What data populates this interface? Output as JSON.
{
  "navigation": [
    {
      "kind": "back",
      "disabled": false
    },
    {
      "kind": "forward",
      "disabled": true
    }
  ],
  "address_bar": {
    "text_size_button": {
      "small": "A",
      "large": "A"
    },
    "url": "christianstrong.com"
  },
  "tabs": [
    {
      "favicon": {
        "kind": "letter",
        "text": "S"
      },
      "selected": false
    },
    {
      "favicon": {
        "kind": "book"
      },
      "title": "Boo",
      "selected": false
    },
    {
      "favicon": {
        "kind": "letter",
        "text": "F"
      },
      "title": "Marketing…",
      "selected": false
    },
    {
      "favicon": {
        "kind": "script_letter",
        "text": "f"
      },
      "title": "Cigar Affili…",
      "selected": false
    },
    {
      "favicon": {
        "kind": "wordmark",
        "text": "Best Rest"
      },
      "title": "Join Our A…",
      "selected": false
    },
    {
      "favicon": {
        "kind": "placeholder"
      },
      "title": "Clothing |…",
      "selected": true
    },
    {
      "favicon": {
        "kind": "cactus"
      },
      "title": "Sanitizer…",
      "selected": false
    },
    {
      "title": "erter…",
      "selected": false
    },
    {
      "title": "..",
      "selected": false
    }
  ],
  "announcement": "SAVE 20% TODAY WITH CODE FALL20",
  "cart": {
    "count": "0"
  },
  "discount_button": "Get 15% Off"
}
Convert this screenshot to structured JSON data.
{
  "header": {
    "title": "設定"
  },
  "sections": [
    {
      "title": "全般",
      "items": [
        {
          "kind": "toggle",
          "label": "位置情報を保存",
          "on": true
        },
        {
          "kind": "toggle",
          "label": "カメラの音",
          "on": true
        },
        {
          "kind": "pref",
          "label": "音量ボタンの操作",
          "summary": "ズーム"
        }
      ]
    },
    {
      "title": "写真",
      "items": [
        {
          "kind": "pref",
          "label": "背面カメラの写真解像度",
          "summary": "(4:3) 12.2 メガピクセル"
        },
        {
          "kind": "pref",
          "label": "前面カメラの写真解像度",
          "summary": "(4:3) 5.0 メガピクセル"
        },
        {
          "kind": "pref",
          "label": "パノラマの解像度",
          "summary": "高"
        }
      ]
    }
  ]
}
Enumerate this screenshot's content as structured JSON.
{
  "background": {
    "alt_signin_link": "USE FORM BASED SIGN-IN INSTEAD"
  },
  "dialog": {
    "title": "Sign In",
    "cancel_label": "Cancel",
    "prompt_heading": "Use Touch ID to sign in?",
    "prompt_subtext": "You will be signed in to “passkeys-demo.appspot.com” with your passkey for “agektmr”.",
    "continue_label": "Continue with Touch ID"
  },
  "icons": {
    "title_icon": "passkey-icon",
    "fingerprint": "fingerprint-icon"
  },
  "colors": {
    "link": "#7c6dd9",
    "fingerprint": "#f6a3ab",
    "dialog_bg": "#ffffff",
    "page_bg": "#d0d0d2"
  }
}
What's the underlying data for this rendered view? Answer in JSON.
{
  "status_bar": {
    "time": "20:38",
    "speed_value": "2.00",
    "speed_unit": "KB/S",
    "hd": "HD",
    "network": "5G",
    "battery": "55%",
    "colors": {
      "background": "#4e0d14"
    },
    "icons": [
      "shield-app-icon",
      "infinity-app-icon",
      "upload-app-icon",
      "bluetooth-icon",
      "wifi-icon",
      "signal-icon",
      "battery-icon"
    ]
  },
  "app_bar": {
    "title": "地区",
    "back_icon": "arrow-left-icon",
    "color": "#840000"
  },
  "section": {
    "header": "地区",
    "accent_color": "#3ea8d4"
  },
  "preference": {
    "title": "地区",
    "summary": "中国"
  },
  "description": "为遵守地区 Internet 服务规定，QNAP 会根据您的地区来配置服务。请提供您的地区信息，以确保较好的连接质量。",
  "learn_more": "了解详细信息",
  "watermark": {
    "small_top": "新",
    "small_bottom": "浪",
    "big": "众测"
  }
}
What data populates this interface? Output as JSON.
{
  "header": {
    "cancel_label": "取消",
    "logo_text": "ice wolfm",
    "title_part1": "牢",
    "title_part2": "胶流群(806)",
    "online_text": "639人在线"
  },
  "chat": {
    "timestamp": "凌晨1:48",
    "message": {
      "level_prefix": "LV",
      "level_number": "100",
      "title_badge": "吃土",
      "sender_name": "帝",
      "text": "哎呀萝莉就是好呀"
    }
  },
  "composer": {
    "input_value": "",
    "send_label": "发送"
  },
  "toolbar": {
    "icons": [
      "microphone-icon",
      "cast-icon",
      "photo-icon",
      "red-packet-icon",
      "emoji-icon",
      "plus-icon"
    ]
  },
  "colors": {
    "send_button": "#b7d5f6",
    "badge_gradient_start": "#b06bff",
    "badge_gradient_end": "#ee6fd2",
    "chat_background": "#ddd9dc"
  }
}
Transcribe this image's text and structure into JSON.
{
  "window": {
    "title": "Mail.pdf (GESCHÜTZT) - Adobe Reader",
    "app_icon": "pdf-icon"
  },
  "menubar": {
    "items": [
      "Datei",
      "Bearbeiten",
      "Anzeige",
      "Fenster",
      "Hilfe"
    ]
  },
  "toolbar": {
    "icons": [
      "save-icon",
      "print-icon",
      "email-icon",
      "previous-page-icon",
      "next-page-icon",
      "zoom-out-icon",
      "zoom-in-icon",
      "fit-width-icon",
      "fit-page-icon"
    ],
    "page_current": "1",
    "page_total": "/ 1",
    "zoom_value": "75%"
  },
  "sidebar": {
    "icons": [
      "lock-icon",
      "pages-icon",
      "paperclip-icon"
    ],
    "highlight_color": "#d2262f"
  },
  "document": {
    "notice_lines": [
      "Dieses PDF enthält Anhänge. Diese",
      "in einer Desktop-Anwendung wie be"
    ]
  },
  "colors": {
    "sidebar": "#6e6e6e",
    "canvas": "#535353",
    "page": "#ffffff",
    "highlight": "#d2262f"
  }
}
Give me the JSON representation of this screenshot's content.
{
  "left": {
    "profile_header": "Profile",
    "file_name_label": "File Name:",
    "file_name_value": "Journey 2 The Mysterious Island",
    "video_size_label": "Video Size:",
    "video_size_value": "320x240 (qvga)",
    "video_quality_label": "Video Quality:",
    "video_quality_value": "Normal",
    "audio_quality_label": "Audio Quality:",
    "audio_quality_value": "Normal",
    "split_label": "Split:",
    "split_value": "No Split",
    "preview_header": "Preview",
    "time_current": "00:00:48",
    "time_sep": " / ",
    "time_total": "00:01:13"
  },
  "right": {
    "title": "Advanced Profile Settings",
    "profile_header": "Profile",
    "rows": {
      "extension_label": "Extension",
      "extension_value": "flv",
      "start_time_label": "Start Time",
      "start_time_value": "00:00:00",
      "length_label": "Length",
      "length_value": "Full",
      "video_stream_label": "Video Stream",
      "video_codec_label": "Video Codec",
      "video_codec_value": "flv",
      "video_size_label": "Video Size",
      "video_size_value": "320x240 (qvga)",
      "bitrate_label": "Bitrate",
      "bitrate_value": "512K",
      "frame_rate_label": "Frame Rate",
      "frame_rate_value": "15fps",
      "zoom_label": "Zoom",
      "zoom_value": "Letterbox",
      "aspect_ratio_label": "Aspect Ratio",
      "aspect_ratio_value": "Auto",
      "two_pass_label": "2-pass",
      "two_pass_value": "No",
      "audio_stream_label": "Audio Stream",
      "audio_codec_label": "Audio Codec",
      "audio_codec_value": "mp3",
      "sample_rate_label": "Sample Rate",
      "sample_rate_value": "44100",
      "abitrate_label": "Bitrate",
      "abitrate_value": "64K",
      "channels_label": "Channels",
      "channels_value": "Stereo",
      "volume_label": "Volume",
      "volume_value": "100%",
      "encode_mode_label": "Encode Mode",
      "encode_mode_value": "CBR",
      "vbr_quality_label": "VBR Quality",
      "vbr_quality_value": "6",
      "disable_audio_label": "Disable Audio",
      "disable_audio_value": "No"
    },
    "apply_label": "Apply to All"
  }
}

****************

• What you need to do: In the records above, locate every line with the string "data" and copy it.

• In response:
What data populates this interface? Output as JSON.
Convert this screenshot to structured JSON data.
What's the underlying data for this rendered view? Answer in JSON.
What data populates this interface? Output as JSON.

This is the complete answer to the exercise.